Page
○ ○ ○
I’m all for holding elections. But the US right wing misunderstands elections as equalling democracy, which they do not. In fact, what we have seen since George W. Bush began backing neoconservative talking points is that elections in the Middle East have most often been subverted by authoritarianism and have contributed to social divisiveness.
The holding of elections in Iraq gave rise to a spate of articles on how may George W. Bush really did change the Middle East and maybe Iraq is turning out all right after all. These arguments derive not from analysis but from a desire to bolster the Republican Party and its ideology (which combines militarism abroad with Marie Antoinette-style lack of empathy with the woes of the common person domestically.)
The demand Sunday by Prime Minister Nuri al-Maliki and President Jalal Talabani of Iraq that a recount of ballots in the March 7 parliamentary election be conducted points to a different possible conclusion.
That is that pressure from Washington, combined with the ambitions of local elites, and the increasing ability of Middle Eastern publics to mobilize and express their discontents, have produced not democratization but a move to what Marina Ottaway calls semi-authoritarian regimes in the Middle East. In fact, the most marked movement from authoritarianism to multiparty democracy in the past decade in the region, that of Pakistan, took place through popular mobilization and long-established political parties in the teeth of heavy support by Washington (i.e. Dick Cheney) for military dictator Pervez Musharraf.
Ottaway argues that during the Cold War, the opposition between authoritarian regimes and democratic ones was more stark and that hybrid forms falling in neither camp were rare. “Semi-Authoritarian regimes” have political parties and NGOs, hold elections, and look on paper as though they at least have some democratic attributes. But behind the scenes the power elite makes sure it remains in power and reduces the ‘democratic’ activities to a shadow play for the benefit of a restless domestic public and for that of international bureaucrats.
○ ○ ○
Region and label listings
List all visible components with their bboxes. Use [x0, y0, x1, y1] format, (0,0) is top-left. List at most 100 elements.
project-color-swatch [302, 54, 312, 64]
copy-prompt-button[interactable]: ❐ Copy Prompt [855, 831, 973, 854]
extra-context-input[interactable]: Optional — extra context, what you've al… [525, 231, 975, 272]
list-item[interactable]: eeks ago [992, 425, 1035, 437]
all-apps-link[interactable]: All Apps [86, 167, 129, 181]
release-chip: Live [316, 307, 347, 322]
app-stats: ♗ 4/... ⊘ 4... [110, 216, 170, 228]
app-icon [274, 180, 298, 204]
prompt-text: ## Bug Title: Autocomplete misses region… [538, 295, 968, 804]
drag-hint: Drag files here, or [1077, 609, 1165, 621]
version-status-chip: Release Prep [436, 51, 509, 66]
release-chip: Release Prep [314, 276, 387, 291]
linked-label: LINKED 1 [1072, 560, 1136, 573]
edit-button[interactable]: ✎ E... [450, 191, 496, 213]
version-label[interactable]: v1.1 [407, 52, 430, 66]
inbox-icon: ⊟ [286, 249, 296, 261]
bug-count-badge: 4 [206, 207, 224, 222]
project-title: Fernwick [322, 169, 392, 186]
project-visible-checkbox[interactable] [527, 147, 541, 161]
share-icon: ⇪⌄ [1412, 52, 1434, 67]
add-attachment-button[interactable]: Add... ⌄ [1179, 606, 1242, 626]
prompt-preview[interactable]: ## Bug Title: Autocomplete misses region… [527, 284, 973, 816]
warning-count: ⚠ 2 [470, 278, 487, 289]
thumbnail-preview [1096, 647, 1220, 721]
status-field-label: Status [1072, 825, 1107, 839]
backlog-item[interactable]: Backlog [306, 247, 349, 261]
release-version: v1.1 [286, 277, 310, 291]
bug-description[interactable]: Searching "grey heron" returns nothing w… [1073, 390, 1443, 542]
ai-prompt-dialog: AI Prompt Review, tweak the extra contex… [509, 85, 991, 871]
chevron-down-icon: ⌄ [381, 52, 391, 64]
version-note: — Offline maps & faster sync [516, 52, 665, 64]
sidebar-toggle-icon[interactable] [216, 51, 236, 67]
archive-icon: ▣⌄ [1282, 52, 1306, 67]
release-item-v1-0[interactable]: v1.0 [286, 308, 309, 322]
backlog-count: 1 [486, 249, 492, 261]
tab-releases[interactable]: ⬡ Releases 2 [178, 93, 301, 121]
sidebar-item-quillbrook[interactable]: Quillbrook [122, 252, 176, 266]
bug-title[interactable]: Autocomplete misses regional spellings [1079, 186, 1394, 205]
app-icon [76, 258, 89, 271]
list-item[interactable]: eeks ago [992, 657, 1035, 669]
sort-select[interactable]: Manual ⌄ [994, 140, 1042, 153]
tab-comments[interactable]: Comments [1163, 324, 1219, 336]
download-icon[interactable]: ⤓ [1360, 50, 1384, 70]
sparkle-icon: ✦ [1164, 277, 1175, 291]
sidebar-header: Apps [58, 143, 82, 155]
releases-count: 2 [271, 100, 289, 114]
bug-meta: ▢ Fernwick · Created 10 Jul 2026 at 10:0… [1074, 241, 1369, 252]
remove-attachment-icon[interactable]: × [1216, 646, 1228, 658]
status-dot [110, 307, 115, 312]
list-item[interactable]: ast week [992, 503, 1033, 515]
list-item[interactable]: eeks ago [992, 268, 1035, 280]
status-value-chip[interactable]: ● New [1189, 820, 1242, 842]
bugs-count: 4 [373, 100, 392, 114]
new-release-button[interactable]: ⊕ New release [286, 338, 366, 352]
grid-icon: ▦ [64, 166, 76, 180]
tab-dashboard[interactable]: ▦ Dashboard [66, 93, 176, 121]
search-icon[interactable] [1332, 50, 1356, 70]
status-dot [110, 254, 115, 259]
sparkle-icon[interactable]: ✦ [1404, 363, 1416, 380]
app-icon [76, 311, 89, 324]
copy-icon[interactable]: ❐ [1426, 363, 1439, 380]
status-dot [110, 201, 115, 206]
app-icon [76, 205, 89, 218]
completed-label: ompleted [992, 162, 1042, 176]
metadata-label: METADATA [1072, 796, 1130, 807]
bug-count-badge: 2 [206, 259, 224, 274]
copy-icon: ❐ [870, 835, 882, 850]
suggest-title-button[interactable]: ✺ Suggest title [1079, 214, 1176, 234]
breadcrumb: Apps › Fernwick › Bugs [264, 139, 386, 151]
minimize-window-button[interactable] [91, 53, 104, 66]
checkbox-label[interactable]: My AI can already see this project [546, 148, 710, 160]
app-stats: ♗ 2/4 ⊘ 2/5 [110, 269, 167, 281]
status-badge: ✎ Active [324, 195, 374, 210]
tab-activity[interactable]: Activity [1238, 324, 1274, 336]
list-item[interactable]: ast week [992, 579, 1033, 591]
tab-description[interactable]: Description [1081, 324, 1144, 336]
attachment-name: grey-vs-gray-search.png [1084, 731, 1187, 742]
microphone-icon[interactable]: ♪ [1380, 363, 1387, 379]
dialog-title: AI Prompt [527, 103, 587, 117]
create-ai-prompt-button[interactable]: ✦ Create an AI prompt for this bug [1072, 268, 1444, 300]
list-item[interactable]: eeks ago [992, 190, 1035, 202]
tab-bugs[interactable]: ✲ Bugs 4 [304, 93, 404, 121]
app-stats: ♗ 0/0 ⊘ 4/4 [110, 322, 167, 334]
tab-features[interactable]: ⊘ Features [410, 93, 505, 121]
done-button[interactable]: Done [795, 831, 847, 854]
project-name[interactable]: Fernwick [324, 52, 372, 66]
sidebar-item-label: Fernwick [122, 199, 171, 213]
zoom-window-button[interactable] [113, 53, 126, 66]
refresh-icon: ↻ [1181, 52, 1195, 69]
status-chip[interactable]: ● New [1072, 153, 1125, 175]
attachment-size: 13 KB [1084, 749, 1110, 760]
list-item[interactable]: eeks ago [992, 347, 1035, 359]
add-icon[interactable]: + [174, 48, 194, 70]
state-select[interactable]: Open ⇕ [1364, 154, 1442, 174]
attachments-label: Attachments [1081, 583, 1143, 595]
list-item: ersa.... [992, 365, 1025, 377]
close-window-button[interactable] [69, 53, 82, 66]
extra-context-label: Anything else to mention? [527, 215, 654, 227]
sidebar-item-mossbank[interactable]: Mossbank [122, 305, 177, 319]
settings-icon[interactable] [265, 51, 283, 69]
○ ○ ○
Goal 1
Summarize the commentary on Middle East elections in two sentences.
Goal 2
Extend the commentary on Middle East elections, picking up right after its final sentence.
The records come from a separate source unrelated to the commentary.

Task output 1
The commentary argues that the US right wrongly equates elections with democracy, and it says that since George W. Bush, Middle Eastern elections have most often been subverted by authoritarianism and have deepened social divisions. Citing the Iraqi leaders' demand for a recount of the March 7 parliamentary vote, it contends that the region has moved toward what Marina Ottaway calls semi-authoritarian regimes, which hold elections and keep parties and NGOs while the power elite ensures it stays in control.

Task output 2
We have seen a string of farcical or stolen elections in the Middle East in the past decade, which have been used by often Washington-backed regional elites to reinforce their power rather than to allow the peaceful succession of one government by another.
Not only are the prime minister and president of Iraq strongly implying massive ballot fraud in Iraq (an allegation that al-Maliki admits could spark a return to ethnic violence), but recent elections in the region have more often been seen as fraudulent than as fair.
Afghanistan’s presidential election of August, 2009, was repeatedly denounced as having been marred by electoral fraud to the benefit of incumbent Hamid Karzai. Karzai remained in power, but at the cost of losing legitimacy in the eyes of some Afghans, especially Tajik supporters of his rival, Abdullah Abdullah. The US response has been to back Karzai unreservedly and to attempt to bestow on him hundreds of thousands of new troops and police so that he can exercise stronger control in the country.
Iran’s presidential election of June, 2009, provoked massive demonstrations in summer of that year on the part of those who believed that incumbent president Mahmoud Ahmadinejad had stolen it, leading to the establishment of the dissident Green Movement around presidential challengers Mir Hosain Mousavi and Mehdi Karroubi. In the aftermath, the regime became more authoritarian and the military and security forces came to wield more power than before.
The January 2006 election in the Palestine Authority produced a Hamas-led government, much to the dismay of Israel and the US. Those two worked to undermine the Hamas government and ultimately backed a successful coup against it in the West Bank, but failed to dislodge the elected government from Gaza. President Mahmoud Abbas is now acting extra-judically and extra-constitutionally, since further elections have not been held and there has been no judgment rendered by any competent legal authority as to the legitimacy of his government vis-a-vis that of Hamas.
In Egypt, President Hosni Mubarak reacted to pressure from then secretary of state Condi Rice to open up the presidential elections by allowing his main rival to leave prison and run. After Mubarak trounced him, he was sent back to jail. And, some 88 Muslim Brothers (a group the US abhors) gained seats in the lower house of parliament. Some thought that for the Mubarak regime to allow the Muslim Brotherhood to do so well was itself a warning to Washington. It said that pressure for democratization will backfire and lead to Muslim Brotherhood regimes.
Even Israel elected its most rightwing government ever in February, 2009, and persons that might formerly have been shunned because of their extreme political views, such as Avigdor Lieberman, were allowed to serve in the government. Lieberman wants to administer loyalty tests to Palestinian-Israelis and would very much like to strip the latter of their Israeli citizenship and expel all 1.5 million of them from the country. For a man of Lieberman’s views to become Israeli foreign minister is a step toward semi-authoritarianism in that country. Likewise, the Israeli state has been cracking down on peace groups such as B’tselem and other NGOs, with methods more familiar in Egypt or Syria than in the freewheeling Israel of earlier decades.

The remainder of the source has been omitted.